START

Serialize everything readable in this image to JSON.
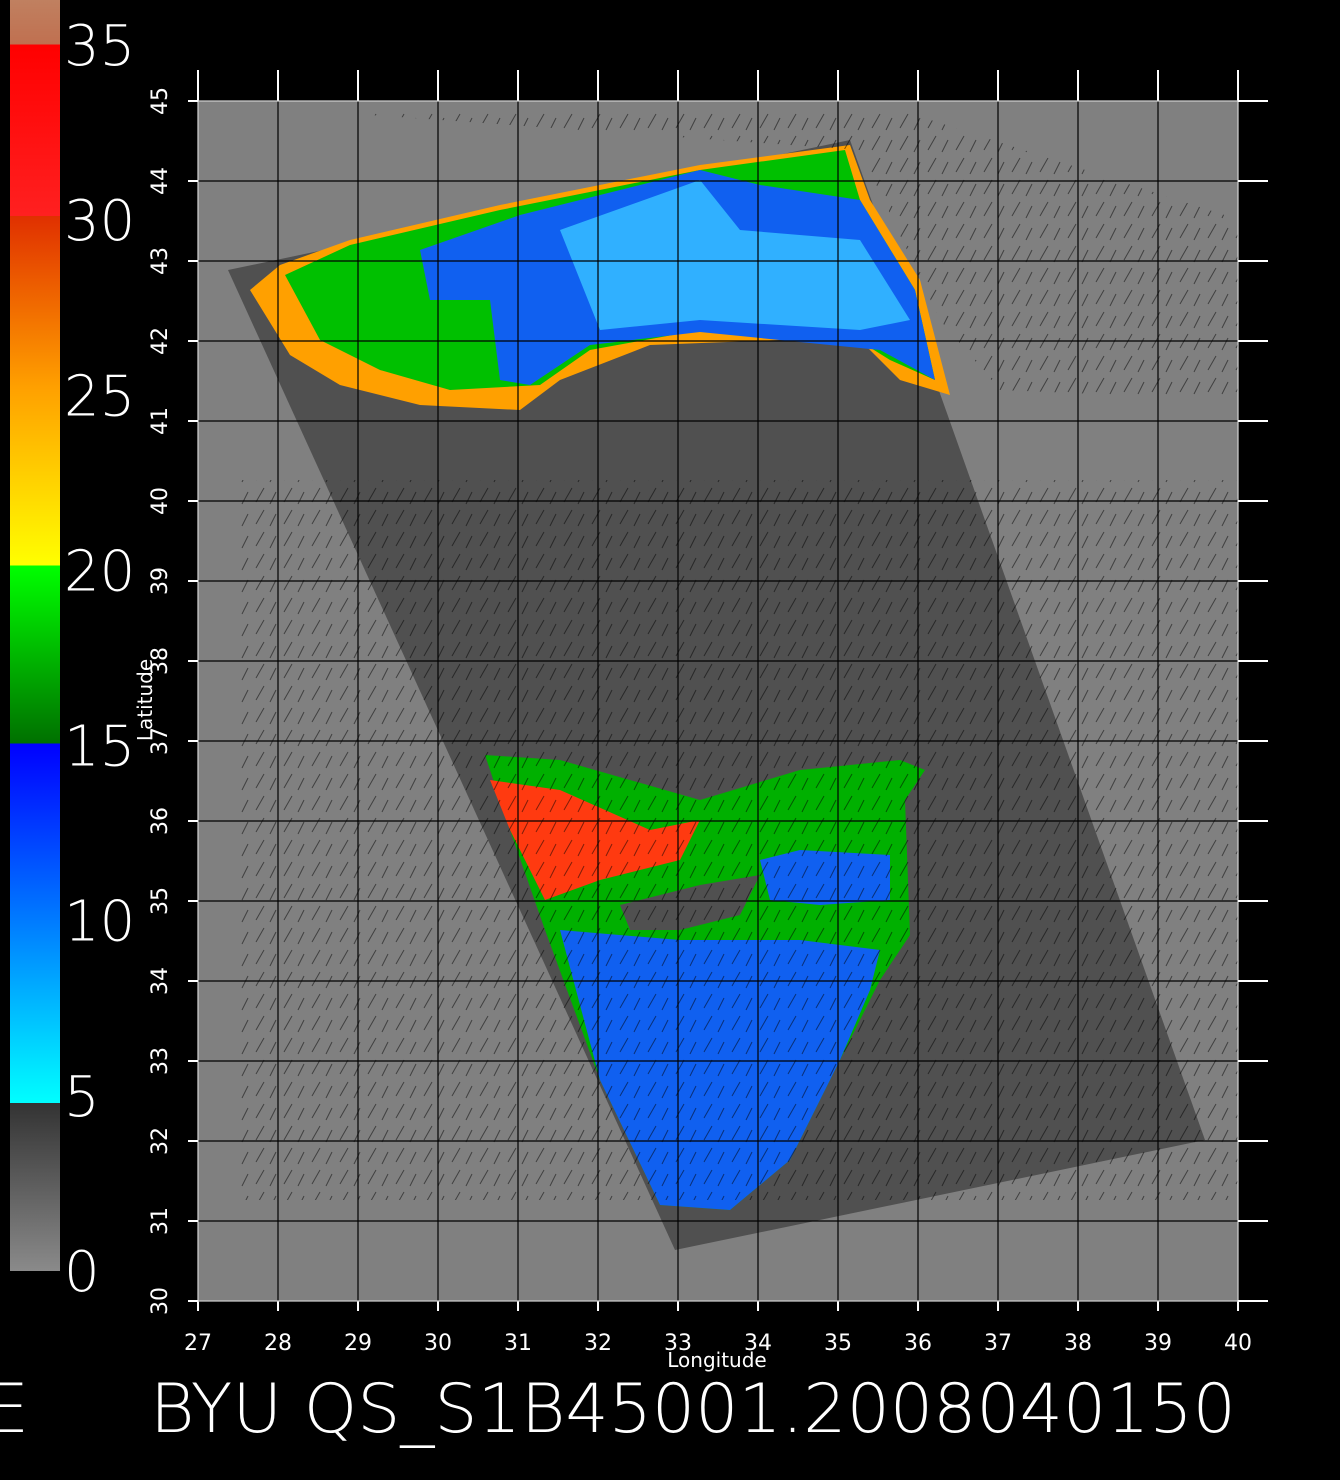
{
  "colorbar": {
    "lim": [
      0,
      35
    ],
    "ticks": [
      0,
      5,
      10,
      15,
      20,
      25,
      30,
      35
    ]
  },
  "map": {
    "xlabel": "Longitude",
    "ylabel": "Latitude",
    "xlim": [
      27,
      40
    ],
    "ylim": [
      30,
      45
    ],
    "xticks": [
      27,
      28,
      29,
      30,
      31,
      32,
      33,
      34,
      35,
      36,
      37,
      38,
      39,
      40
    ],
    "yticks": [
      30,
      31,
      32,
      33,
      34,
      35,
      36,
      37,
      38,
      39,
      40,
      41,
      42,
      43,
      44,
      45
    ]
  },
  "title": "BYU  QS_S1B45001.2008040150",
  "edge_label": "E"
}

END

= Written problem =
Quote each record exactly as it stands, minus the pictures.

= Full solution =
Serialize everything readable in this image to JSON.
{
  "colorbar": {
    "lim": [
      0,
      35
    ],
    "ticks": [
      0,
      5,
      10,
      15,
      20,
      25,
      30,
      35
    ]
  },
  "map": {
    "xlabel": "Longitude",
    "ylabel": "Latitude",
    "xlim": [
      27,
      40
    ],
    "ylim": [
      30,
      45
    ],
    "xticks": [
      27,
      28,
      29,
      30,
      31,
      32,
      33,
      34,
      35,
      36,
      37,
      38,
      39,
      40
    ],
    "yticks": [
      30,
      31,
      32,
      33,
      34,
      35,
      36,
      37,
      38,
      39,
      40,
      41,
      42,
      43,
      44,
      45
    ]
  },
  "title": "BYU  QS_S1B45001.2008040150",
  "edge_label": "E"
}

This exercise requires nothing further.